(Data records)
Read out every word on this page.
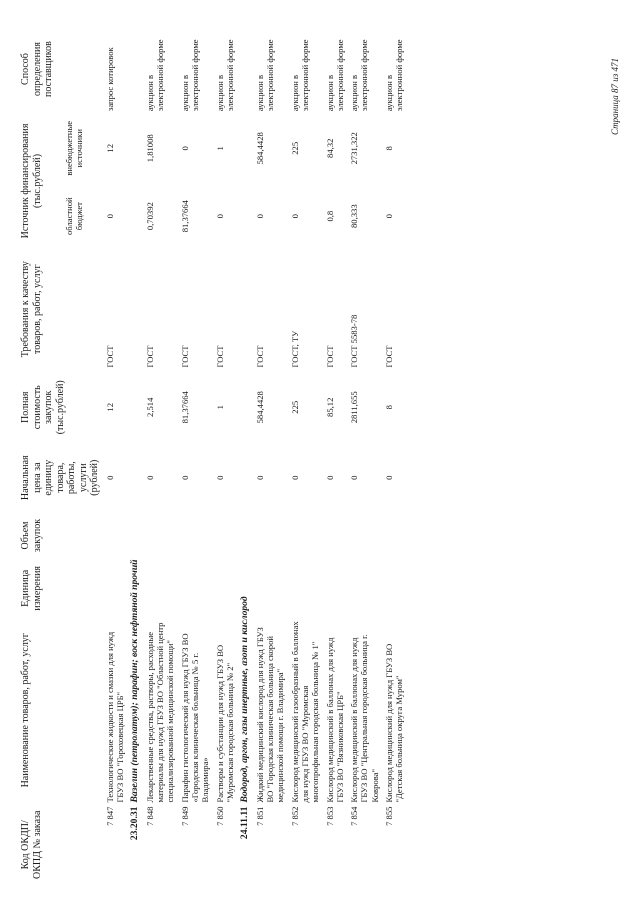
Код ОКДП/ ОКПД № заказа	Наименование товаров, работ, услуг	Единица измерения	Объем закупок	Начальная цена за единицу товара, работы, услуги (рублей)	Полная стоимость закупок (тыс.рублей)	Требования к качеству товаров, работ, услуг	Источник финансирования (тыс.рублей)		Способ определения поставщиков
							областной бюджет	внебюджетные источники	
7 847	Технологические жидкости и смазки для нужд ГБУЗ ВО "Гороховецкая ЦРБ"			0	12	ГОСТ	0	12	запрос котировок
23.20.31	Вазелин (петролатум); парафин; воск нефтяной прочий								
7 848	Лекарственные средства, растворы, расходные материалы для нужд ГБУЗ ВО "Областной центр специализированной медицинской помощи"			0	2,514	ГОСТ	0,70392	1,81008	аукцион в электронной форме
7 849	Парафин гистологический для нужд ГБУЗ ВО «Городская клиническая больница № 5 г. Владимира»			0	81,37664	ГОСТ	81,37664	0	аукцион в электронной форме
7 850	Растворы и субстанции для нужд ГБУЗ ВО "Муромская городская больница № 2"			0	1	ГОСТ	0	1	аукцион в электронной форме
24.11.11	Водород, аргон, газы инертные, азот и кислород								
7 851	Жидкий медицинский кислород для нужд ГБУЗ ВО "Городская клиническая больница скорой медицинской помощи г. Владимира"			0	584,4428	ГОСТ	0	584,4428	аукцион в электронной форме
7 852	Кислород медицинский газообразный в баллонах для нужд ГБУЗ ВО "Муромская многопрофильная городская больница № 1"			0	225	ГОСТ, ТУ	0	225	аукцион в электронной форме
7 853	Кислород медицинский в баллонах для нужд ГБУЗ ВО "Вязниковская ЦРБ"			0	85,12	ГОСТ	0,8	84,32	аукцион в электронной форме
7 854	Кислород медицинский в баллонах для нужд ГБУЗ ВО "Центральная городская больница г. Коврова"			0	2811,655	ГОСТ 5583-78	80,333	2731,322	аукцион в электронной форме
7 855	Кислород медицинский для нужд ГБУЗ ВО "Детская больница округа Муром"			0	8	ГОСТ	0	8	аукцион в электронной форме	Страница 87 из 471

§ Stated task:
Copy out each record shown above without alteration, skipping any picture.

§ Result below:
Read out every word on this page.
Код ОКДП/ ОКПД № заказа	Наименование товаров, работ, услуг	Единица измерения	Объем закупок	Начальная цена за единицу товара, работы, услуги (рублей)	Полная стоимость закупок (тыс.рублей)	Требования к качеству товаров, работ, услуг	Источник финансирования (тыс.рублей)		Способ определения поставщиков
							областной бюджет	внебюджетные источники	
7 847	Технологические жидкости и смазки для нужд ГБУЗ ВО "Гороховецкая ЦРБ"			0	12	ГОСТ	0	12	запрос котировок
23.20.31	Вазелин (петролатум); парафин; воск нефтяной прочий								
7 848	Лекарственные средства, растворы, расходные материалы для нужд ГБУЗ ВО "Областной центр специализированной медицинской помощи"			0	2,514	ГОСТ	0,70392	1,81008	аукцион в электронной форме
7 849	Парафин гистологический для нужд ГБУЗ ВО «Городская клиническая больница № 5 г. Владимира»			0	81,37664	ГОСТ	81,37664	0	аукцион в электронной форме
7 850	Растворы и субстанции для нужд ГБУЗ ВО "Муромская городская больница № 2"			0	1	ГОСТ	0	1	аукцион в электронной форме
24.11.11	Водород, аргон, газы инертные, азот и кислород								
7 851	Жидкий медицинский кислород для нужд ГБУЗ ВО "Городская клиническая больница скорой медицинской помощи г. Владимира"			0	584,4428	ГОСТ	0	584,4428	аукцион в электронной форме
7 852	Кислород медицинский газообразный в баллонах для нужд ГБУЗ ВО "Муромская многопрофильная городская больница № 1"			0	225	ГОСТ, ТУ	0	225	аукцион в электронной форме
7 853	Кислород медицинский в баллонах для нужд ГБУЗ ВО "Вязниковская ЦРБ"			0	85,12	ГОСТ	0,8	84,32	аукцион в электронной форме
7 854	Кислород медицинский в баллонах для нужд ГБУЗ ВО "Центральная городская больница г. Коврова"			0	2811,655	ГОСТ 5583-78	80,333	2731,322	аукцион в электронной форме
7 855	Кислород медицинский для нужд ГБУЗ ВО "Детская больница округа Муром"			0	8	ГОСТ	0	8	аукцион в электронной форме	Страница 87 из 471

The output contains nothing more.